[Page records with their text]
..........
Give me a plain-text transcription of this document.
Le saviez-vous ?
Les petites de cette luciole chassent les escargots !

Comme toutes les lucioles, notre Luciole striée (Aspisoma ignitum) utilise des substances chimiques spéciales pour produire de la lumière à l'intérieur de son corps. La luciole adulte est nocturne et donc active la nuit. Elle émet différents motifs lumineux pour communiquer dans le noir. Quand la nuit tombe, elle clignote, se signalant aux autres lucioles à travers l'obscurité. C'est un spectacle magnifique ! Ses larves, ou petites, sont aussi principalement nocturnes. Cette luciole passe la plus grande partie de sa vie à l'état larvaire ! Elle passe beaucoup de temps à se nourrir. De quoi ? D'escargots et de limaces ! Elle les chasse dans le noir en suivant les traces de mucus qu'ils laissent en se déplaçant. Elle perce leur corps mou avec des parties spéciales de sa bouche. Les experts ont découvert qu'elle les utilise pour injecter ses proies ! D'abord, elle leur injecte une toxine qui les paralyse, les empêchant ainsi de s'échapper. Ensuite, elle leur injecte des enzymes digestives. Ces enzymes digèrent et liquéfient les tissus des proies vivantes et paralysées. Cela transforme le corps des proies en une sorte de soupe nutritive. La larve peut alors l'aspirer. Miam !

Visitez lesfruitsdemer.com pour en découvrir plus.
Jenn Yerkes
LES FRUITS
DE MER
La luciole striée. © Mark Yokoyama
..........
AIM OF THE EXERCISE :: Print each line of the data exactly. Keep all of it.

WRITTEN REPLY ::
Give me a plain-text transcription of this document.
Le saviez-vous ?
Les petites de cette luciole chassent les escargots !

Comme toutes les lucioles, notre Luciole striée (Aspisoma ignitum) utilise des substances chimiques spéciales pour produire de la lumière à l'intérieur de son corps. La luciole adulte est nocturne et donc active la nuit. Elle émet différents motifs lumineux pour communiquer dans le noir. Quand la nuit tombe, elle clignote, se signalant aux autres lucioles à travers l'obscurité. C'est un spectacle magnifique ! Ses larves, ou petites, sont aussi principalement nocturnes. Cette luciole passe la plus grande partie de sa vie à l'état larvaire ! Elle passe beaucoup de temps à se nourrir. De quoi ? D'escargots et de limaces ! Elle les chasse dans le noir en suivant les traces de mucus qu'ils laissent en se déplaçant. Elle perce leur corps mou avec des parties spéciales de sa bouche. Les experts ont découvert qu'elle les utilise pour injecter ses proies ! D'abord, elle leur injecte une toxine qui les paralyse, les empêchant ainsi de s'échapper. Ensuite, elle leur injecte des enzymes digestives. Ces enzymes digèrent et liquéfient les tissus des proies vivantes et paralysées. Cela transforme le corps des proies en une sorte de soupe nutritive. La larve peut alors l'aspirer. Miam !

Visitez lesfruitsdemer.com pour en découvrir plus.
Jenn Yerkes
LES FRUITS
DE MER
La luciole striée. © Mark Yokoyama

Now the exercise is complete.